___ MATERIAL ___
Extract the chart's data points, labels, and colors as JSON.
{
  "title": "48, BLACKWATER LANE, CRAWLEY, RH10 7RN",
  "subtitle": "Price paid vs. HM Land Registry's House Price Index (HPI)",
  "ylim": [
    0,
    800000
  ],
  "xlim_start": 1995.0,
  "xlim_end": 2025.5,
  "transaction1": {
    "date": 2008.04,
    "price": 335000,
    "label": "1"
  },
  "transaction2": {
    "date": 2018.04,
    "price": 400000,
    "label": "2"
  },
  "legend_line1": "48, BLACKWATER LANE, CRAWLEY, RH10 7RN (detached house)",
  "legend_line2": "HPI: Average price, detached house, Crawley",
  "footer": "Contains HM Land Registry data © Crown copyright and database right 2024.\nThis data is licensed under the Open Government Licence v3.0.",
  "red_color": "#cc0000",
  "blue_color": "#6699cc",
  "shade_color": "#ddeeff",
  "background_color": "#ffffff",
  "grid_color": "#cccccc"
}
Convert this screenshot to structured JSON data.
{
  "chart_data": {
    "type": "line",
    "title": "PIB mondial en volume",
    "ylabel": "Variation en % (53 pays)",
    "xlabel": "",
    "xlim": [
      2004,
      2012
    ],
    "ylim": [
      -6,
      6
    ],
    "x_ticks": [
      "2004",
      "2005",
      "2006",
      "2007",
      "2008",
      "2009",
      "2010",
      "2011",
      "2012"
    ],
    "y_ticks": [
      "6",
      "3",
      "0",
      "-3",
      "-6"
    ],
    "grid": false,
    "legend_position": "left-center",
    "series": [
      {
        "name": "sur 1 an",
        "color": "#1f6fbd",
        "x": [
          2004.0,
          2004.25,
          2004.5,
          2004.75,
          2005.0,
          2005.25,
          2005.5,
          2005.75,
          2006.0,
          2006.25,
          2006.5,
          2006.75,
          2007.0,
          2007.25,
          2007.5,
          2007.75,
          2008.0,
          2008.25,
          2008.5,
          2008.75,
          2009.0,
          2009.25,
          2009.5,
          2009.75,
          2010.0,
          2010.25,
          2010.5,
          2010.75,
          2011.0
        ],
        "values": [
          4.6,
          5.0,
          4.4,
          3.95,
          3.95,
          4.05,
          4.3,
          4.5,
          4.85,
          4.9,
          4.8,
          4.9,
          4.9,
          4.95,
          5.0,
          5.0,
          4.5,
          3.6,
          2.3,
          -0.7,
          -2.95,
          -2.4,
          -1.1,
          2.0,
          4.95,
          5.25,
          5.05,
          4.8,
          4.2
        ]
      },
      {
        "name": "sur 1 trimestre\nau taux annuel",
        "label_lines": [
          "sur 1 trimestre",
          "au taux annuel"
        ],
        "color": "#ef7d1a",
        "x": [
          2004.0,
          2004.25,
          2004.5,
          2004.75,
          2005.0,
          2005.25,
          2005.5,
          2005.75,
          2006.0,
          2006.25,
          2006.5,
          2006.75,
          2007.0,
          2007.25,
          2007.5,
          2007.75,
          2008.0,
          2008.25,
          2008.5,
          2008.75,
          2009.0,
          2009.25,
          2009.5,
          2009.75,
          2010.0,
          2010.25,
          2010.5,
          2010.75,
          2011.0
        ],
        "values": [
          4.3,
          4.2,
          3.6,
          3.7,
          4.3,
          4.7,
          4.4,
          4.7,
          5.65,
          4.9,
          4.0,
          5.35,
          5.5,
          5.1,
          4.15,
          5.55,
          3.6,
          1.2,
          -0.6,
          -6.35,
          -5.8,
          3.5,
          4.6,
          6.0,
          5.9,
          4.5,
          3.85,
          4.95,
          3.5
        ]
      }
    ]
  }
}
___
WRITTEN REQUEST: Go through the records and print each one exactly.

SOLUTION BELOW:
Extract the chart's data points, labels, and colors as JSON.
{
  "title": "48, BLACKWATER LANE, CRAWLEY, RH10 7RN",
  "subtitle": "Price paid vs. HM Land Registry's House Price Index (HPI)",
  "ylim": [
    0,
    800000
  ],
  "xlim_start": 1995.0,
  "xlim_end": 2025.5,
  "transaction1": {
    "date": 2008.04,
    "price": 335000,
    "label": "1"
  },
  "transaction2": {
    "date": 2018.04,
    "price": 400000,
    "label": "2"
  },
  "legend_line1": "48, BLACKWATER LANE, CRAWLEY, RH10 7RN (detached house)",
  "legend_line2": "HPI: Average price, detached house, Crawley",
  "footer": "Contains HM Land Registry data © Crown copyright and database right 2024.\nThis data is licensed under the Open Government Licence v3.0.",
  "red_color": "#cc0000",
  "blue_color": "#6699cc",
  "shade_color": "#ddeeff",
  "background_color": "#ffffff",
  "grid_color": "#cccccc"
}
Convert this screenshot to structured JSON data.
{
  "chart_data": {
    "type": "line",
    "title": "PIB mondial en volume",
    "ylabel": "Variation en % (53 pays)",
    "xlabel": "",
    "xlim": [
      2004,
      2012
    ],
    "ylim": [
      -6,
      6
    ],
    "x_ticks": [
      "2004",
      "2005",
      "2006",
      "2007",
      "2008",
      "2009",
      "2010",
      "2011",
      "2012"
    ],
    "y_ticks": [
      "6",
      "3",
      "0",
      "-3",
      "-6"
    ],
    "grid": false,
    "legend_position": "left-center",
    "series": [
      {
        "name": "sur 1 an",
        "color": "#1f6fbd",
        "x": [
          2004.0,
          2004.25,
          2004.5,
          2004.75,
          2005.0,
          2005.25,
          2005.5,
          2005.75,
          2006.0,
          2006.25,
          2006.5,
          2006.75,
          2007.0,
          2007.25,
          2007.5,
          2007.75,
          2008.0,
          2008.25,
          2008.5,
          2008.75,
          2009.0,
          2009.25,
          2009.5,
          2009.75,
          2010.0,
          2010.25,
          2010.5,
          2010.75,
          2011.0
        ],
        "values": [
          4.6,
          5.0,
          4.4,
          3.95,
          3.95,
          4.05,
          4.3,
          4.5,
          4.85,
          4.9,
          4.8,
          4.9,
          4.9,
          4.95,
          5.0,
          5.0,
          4.5,
          3.6,
          2.3,
          -0.7,
          -2.95,
          -2.4,
          -1.1,
          2.0,
          4.95,
          5.25,
          5.05,
          4.8,
          4.2
        ]
      },
      {
        "name": "sur 1 trimestre\nau taux annuel",
        "label_lines": [
          "sur 1 trimestre",
          "au taux annuel"
        ],
        "color": "#ef7d1a",
        "x": [
          2004.0,
          2004.25,
          2004.5,
          2004.75,
          2005.0,
          2005.25,
          2005.5,
          2005.75,
          2006.0,
          2006.25,
          2006.5,
          2006.75,
          2007.0,
          2007.25,
          2007.5,
          2007.75,
          2008.0,
          2008.25,
          2008.5,
          2008.75,
          2009.0,
          2009.25,
          2009.5,
          2009.75,
          2010.0,
          2010.25,
          2010.5,
          2010.75,
          2011.0
        ],
        "values": [
          4.3,
          4.2,
          3.6,
          3.7,
          4.3,
          4.7,
          4.4,
          4.7,
          5.65,
          4.9,
          4.0,
          5.35,
          5.5,
          5.1,
          4.15,
          5.55,
          3.6,
          1.2,
          -0.6,
          -6.35,
          -5.8,
          3.5,
          4.6,
          6.0,
          5.9,
          4.5,
          3.85,
          4.95,
          3.5
        ]
      }
    ]
  }
}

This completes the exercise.